• What the exercise asks
Repeat all entries exactly.

>> START Stored rows

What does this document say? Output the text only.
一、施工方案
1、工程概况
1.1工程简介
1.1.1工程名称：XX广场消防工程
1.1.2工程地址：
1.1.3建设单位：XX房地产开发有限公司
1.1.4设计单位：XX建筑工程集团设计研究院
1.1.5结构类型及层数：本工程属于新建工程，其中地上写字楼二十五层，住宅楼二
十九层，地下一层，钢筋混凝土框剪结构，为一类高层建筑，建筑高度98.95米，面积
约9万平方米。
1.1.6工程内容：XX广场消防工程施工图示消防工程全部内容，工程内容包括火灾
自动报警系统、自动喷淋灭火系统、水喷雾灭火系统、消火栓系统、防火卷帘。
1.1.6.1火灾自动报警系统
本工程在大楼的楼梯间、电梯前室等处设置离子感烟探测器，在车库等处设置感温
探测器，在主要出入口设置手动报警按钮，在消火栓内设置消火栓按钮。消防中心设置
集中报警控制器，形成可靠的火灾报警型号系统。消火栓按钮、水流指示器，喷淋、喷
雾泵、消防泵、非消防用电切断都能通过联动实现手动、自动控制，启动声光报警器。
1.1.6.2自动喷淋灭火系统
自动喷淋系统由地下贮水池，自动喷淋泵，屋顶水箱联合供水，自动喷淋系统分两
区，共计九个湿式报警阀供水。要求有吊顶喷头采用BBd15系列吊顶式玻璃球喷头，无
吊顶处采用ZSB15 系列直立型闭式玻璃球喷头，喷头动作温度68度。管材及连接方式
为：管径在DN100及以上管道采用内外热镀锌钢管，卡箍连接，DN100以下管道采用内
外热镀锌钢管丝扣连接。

>> END Stored rows

• Exercise answer
What does this document say? Output the text only.
一、施工方案
1、工程概况
1.1工程简介
1.1.1工程名称：XX广场消防工程
1.1.2工程地址：
1.1.3建设单位：XX房地产开发有限公司
1.1.4设计单位：XX建筑工程集团设计研究院
1.1.5结构类型及层数：本工程属于新建工程，其中地上写字楼二十五层，住宅楼二
十九层，地下一层，钢筋混凝土框剪结构，为一类高层建筑，建筑高度98.95米，面积
约9万平方米。
1.1.6工程内容：XX广场消防工程施工图示消防工程全部内容，工程内容包括火灾
自动报警系统、自动喷淋灭火系统、水喷雾灭火系统、消火栓系统、防火卷帘。
1.1.6.1火灾自动报警系统
本工程在大楼的楼梯间、电梯前室等处设置离子感烟探测器，在车库等处设置感温
探测器，在主要出入口设置手动报警按钮，在消火栓内设置消火栓按钮。消防中心设置
集中报警控制器，形成可靠的火灾报警型号系统。消火栓按钮、水流指示器，喷淋、喷
雾泵、消防泵、非消防用电切断都能通过联动实现手动、自动控制，启动声光报警器。
1.1.6.2自动喷淋灭火系统
自动喷淋系统由地下贮水池，自动喷淋泵，屋顶水箱联合供水，自动喷淋系统分两
区，共计九个湿式报警阀供水。要求有吊顶喷头采用BBd15系列吊顶式玻璃球喷头，无
吊顶处采用ZSB15 系列直立型闭式玻璃球喷头，喷头动作温度68度。管材及连接方式
为：管径在DN100及以上管道采用内外热镀锌钢管，卡箍连接，DN100以下管道采用内
外热镀锌钢管丝扣连接。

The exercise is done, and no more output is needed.